◆ **REQUIREMENTS**: Search the listing below for the word "JSON" and copy each line that holds it.

Collected data entries
— START —

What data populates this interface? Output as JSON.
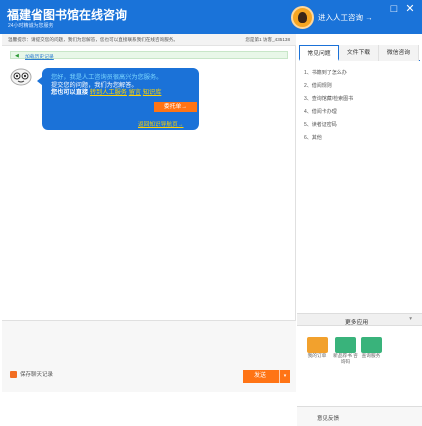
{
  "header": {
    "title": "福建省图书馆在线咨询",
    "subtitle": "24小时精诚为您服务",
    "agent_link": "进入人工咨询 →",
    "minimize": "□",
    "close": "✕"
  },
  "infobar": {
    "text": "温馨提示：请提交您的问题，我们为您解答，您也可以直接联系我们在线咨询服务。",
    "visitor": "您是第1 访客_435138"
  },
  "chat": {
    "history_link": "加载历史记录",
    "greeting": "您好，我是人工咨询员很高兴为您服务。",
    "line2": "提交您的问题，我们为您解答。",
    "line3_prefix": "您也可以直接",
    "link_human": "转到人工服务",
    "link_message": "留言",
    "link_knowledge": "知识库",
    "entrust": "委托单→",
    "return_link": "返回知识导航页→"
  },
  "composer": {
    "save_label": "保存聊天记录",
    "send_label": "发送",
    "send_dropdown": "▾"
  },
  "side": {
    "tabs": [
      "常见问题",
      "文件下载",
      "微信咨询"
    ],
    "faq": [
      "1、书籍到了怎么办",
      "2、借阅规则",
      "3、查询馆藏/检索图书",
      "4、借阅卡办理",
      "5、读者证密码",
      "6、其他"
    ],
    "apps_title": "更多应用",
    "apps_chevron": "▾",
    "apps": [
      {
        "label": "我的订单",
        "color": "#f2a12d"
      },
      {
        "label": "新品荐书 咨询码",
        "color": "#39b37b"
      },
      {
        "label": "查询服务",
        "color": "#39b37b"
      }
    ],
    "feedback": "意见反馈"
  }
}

— END —
— START —

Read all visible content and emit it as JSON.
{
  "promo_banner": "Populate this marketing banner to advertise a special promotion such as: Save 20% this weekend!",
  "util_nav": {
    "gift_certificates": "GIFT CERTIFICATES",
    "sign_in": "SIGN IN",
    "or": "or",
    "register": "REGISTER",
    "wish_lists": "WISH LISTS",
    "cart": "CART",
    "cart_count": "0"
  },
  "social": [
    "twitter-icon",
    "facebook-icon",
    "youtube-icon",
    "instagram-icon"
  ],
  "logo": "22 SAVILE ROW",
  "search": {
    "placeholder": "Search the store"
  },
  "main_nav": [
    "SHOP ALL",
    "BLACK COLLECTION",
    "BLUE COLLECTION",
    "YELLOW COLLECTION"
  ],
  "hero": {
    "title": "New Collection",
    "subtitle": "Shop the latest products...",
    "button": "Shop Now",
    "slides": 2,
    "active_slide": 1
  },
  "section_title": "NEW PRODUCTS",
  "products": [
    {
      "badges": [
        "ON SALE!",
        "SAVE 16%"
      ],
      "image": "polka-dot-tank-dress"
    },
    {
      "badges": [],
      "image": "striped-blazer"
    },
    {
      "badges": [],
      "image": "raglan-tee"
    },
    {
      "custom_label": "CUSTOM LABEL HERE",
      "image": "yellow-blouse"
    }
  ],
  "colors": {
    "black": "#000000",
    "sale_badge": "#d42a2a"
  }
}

— END —
— START —

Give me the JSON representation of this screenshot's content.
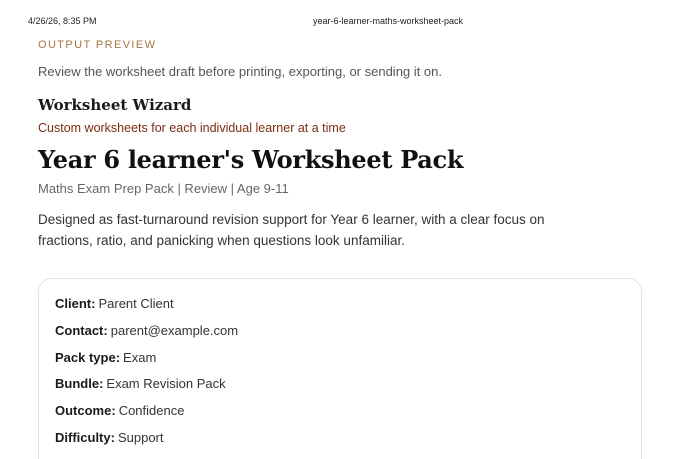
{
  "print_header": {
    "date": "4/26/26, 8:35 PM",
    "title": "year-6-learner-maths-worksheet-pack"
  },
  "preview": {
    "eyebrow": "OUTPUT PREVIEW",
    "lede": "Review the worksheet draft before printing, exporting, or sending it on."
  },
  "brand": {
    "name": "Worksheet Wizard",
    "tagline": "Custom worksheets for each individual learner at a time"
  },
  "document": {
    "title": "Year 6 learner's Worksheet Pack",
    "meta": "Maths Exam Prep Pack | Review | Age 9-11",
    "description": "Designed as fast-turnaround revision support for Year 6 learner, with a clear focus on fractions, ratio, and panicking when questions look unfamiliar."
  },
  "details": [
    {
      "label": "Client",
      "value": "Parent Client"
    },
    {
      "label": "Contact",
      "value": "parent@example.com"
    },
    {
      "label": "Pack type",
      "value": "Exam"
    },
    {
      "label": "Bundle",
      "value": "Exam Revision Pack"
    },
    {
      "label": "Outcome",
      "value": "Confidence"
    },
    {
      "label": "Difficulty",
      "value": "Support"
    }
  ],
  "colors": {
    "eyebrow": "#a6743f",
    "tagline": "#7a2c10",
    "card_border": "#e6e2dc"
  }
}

— END —

◆ **PROBLEM SOLUTION**:
What data populates this interface? Output as JSON.
Read all visible content and emit it as JSON.
Give me the JSON representation of this screenshot's content.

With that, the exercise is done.